▶ **RECORDS TO PROCESS**:
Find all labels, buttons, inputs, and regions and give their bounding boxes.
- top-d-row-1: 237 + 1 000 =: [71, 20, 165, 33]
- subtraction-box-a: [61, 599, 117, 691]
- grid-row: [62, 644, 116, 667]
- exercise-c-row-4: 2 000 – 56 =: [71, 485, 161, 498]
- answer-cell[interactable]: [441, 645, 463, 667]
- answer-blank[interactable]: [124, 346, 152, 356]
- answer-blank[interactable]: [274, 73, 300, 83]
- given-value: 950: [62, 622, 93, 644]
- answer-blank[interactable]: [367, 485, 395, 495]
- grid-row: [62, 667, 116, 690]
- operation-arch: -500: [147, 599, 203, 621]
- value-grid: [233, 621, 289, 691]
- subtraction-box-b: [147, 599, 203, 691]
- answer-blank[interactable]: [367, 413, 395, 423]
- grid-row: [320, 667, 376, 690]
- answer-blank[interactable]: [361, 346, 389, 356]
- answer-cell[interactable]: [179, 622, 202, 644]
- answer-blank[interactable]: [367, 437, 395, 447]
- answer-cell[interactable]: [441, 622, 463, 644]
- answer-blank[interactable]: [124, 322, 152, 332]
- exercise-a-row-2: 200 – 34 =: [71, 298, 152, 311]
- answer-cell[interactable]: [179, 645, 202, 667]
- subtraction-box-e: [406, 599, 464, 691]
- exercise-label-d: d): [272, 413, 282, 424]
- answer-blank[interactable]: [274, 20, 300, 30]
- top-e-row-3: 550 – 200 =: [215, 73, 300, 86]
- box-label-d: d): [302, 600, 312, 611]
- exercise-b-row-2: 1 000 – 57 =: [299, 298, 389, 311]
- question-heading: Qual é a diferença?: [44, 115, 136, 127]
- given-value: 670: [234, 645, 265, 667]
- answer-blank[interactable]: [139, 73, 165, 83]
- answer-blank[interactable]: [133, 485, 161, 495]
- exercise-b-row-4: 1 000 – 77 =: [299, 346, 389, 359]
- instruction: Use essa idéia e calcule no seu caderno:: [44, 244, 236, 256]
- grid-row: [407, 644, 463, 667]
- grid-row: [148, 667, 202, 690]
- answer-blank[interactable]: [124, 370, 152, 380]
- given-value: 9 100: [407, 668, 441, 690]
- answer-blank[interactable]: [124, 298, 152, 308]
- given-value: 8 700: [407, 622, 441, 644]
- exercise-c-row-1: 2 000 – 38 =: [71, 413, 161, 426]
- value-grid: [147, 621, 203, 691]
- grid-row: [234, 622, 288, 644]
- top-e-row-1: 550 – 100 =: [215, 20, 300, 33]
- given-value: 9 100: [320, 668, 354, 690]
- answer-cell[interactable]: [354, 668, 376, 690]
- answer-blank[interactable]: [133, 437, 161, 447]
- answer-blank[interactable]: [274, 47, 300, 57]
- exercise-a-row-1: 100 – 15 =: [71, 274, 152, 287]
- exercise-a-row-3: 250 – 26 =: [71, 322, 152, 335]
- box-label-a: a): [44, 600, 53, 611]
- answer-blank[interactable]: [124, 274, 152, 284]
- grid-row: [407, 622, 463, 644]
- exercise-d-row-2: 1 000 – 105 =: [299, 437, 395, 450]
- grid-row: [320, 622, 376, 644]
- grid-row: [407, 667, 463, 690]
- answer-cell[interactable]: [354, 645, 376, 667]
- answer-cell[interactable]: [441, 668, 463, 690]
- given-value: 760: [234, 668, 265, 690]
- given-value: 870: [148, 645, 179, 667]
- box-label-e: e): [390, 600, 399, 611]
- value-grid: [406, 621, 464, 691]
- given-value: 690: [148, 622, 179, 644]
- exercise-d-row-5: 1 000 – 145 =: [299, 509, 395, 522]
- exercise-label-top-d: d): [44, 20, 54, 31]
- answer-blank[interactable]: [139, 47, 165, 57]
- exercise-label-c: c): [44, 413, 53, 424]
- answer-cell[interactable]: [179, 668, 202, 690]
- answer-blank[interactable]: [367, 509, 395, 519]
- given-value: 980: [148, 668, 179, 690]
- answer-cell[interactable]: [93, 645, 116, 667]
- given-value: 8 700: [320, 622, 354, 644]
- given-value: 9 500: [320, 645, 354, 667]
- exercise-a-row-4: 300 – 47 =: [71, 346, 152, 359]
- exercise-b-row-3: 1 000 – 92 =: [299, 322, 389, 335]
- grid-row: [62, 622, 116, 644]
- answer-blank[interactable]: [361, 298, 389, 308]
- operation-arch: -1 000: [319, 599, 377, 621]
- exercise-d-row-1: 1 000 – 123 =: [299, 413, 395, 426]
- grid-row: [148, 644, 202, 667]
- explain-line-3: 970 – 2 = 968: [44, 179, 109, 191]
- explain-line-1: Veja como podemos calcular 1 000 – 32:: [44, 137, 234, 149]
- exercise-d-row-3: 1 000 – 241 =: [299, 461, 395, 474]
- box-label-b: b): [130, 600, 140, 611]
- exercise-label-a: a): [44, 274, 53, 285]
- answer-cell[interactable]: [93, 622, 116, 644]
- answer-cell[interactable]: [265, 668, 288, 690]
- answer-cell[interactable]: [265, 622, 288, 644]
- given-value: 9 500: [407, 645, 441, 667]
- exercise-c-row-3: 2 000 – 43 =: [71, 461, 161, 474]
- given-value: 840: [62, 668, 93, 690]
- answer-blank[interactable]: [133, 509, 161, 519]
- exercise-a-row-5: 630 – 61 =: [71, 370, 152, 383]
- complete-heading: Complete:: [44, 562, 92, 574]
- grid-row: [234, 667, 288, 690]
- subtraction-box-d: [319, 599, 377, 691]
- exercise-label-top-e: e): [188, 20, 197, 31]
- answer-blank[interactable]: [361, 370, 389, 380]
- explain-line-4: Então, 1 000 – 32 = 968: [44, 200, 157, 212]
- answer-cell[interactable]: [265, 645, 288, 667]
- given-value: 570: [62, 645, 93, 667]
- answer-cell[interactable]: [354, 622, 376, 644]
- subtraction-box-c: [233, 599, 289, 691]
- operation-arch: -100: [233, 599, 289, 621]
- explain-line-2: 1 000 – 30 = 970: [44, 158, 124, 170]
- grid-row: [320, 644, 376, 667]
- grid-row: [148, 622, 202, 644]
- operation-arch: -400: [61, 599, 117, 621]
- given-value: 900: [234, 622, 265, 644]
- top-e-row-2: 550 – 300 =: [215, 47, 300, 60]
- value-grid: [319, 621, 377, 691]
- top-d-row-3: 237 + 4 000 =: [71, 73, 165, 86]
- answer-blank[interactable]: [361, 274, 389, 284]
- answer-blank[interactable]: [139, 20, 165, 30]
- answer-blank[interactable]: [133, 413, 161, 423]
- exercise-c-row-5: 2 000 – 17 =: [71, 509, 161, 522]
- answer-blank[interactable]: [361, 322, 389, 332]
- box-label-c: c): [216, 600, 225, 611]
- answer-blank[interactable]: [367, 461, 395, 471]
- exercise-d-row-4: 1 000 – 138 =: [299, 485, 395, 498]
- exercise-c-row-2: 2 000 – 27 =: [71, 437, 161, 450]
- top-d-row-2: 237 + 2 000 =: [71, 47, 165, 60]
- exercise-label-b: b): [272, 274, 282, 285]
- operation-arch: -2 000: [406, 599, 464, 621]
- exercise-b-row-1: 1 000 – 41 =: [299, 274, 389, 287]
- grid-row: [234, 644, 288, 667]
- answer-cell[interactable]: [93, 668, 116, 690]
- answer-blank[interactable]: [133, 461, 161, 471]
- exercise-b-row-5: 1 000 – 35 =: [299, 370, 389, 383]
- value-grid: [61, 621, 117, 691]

---

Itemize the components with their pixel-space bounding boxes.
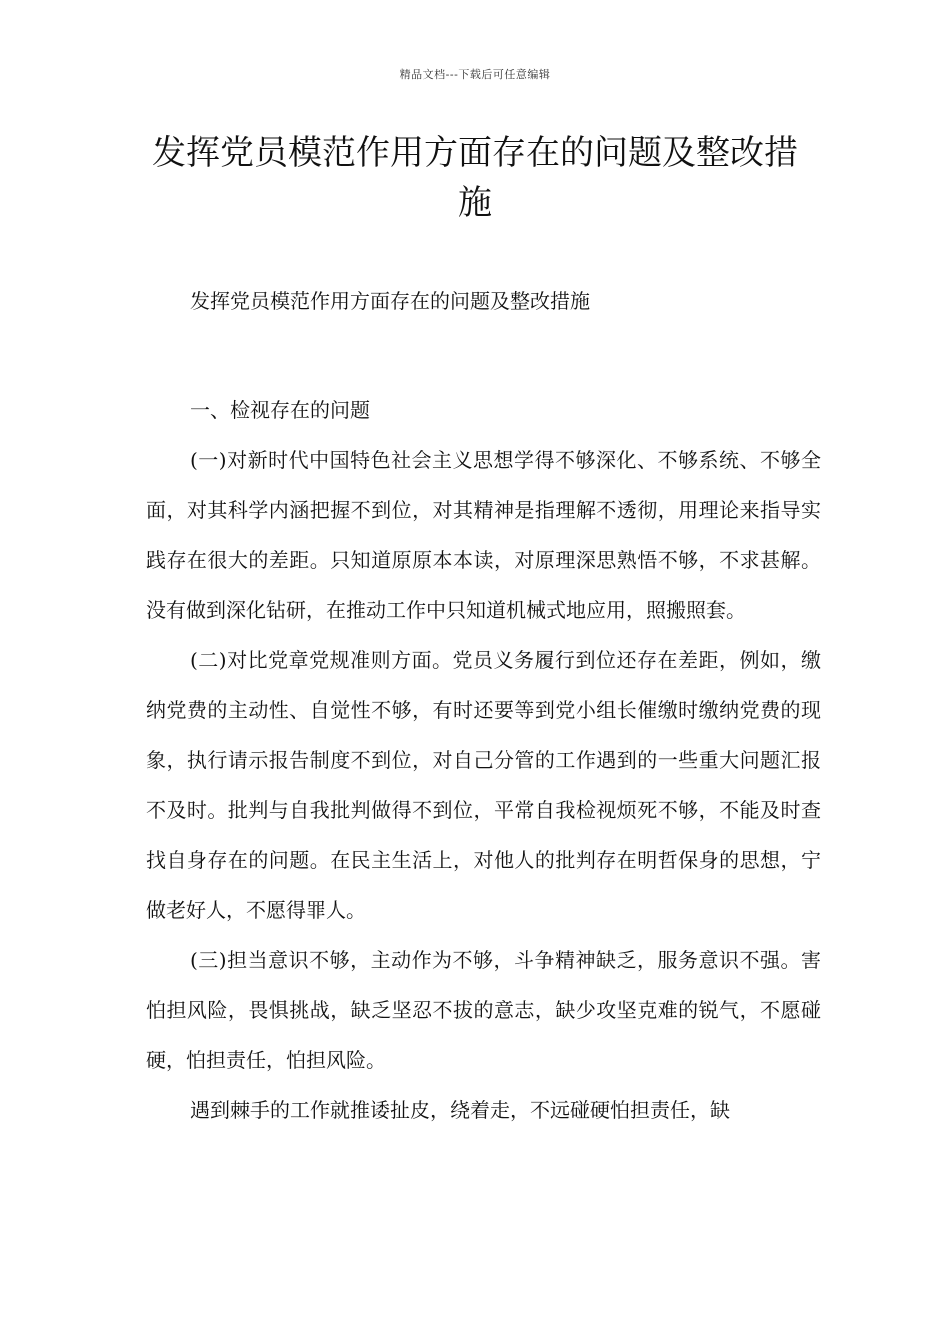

==

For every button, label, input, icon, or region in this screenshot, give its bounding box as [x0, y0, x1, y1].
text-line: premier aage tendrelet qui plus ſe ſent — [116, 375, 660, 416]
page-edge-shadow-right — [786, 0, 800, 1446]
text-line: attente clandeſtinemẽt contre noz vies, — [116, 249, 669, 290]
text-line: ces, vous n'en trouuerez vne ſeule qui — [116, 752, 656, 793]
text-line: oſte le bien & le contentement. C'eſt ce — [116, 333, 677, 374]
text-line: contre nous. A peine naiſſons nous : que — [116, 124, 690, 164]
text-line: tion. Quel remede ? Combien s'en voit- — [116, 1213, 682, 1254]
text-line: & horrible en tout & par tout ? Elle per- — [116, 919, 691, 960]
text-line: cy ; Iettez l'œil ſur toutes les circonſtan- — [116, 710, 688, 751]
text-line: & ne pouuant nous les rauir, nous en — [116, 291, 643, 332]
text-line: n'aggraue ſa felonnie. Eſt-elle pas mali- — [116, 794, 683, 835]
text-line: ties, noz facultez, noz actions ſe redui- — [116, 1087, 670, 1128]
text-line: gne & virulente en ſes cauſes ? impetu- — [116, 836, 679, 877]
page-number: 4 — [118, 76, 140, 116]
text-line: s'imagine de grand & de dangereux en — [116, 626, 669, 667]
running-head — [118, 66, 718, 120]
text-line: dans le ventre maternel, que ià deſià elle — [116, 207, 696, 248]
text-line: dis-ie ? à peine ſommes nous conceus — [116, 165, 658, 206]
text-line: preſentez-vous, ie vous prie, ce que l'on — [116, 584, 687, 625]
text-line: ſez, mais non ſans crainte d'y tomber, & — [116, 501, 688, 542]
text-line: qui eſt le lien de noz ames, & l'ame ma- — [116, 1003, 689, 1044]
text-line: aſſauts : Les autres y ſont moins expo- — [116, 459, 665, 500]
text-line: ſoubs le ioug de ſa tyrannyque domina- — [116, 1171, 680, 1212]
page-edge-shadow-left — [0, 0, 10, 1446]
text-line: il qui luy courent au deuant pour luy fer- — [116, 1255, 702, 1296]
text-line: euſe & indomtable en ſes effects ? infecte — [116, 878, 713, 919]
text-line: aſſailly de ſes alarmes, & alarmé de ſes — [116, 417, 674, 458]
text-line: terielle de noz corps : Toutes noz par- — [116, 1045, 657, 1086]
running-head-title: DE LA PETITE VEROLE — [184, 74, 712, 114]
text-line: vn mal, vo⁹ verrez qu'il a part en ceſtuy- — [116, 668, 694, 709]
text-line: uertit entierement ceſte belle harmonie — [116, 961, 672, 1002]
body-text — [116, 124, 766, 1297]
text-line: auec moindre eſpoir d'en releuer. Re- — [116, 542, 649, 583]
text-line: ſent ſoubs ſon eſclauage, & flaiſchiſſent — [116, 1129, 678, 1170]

▶ **TASK**: Rewrite the stretch of the listing from the line containing "Find all labels, buttons, inputs, and" through the line containing "- given-value: 950: [62, 622, 93, 644]", substituting "answer-field" for "answer-blank" and leaving everything else unchanged. Give only those lines.

▶ **RESPONSE TO THE EXERCISE**:
Find all labels, buttons, inputs, and regions and give their bounding boxes.
- top-d-row-1: 237 + 1 000 =: [71, 20, 165, 33]
- subtraction-box-a: [61, 599, 117, 691]
- grid-row: [62, 644, 116, 667]
- exercise-c-row-4: 2 000 – 56 =: [71, 485, 161, 498]
- answer-cell[interactable]: [441, 645, 463, 667]
- answer-field[interactable]: [124, 346, 152, 356]
- answer-field[interactable]: [274, 73, 300, 83]
- given-value: 950: [62, 622, 93, 644]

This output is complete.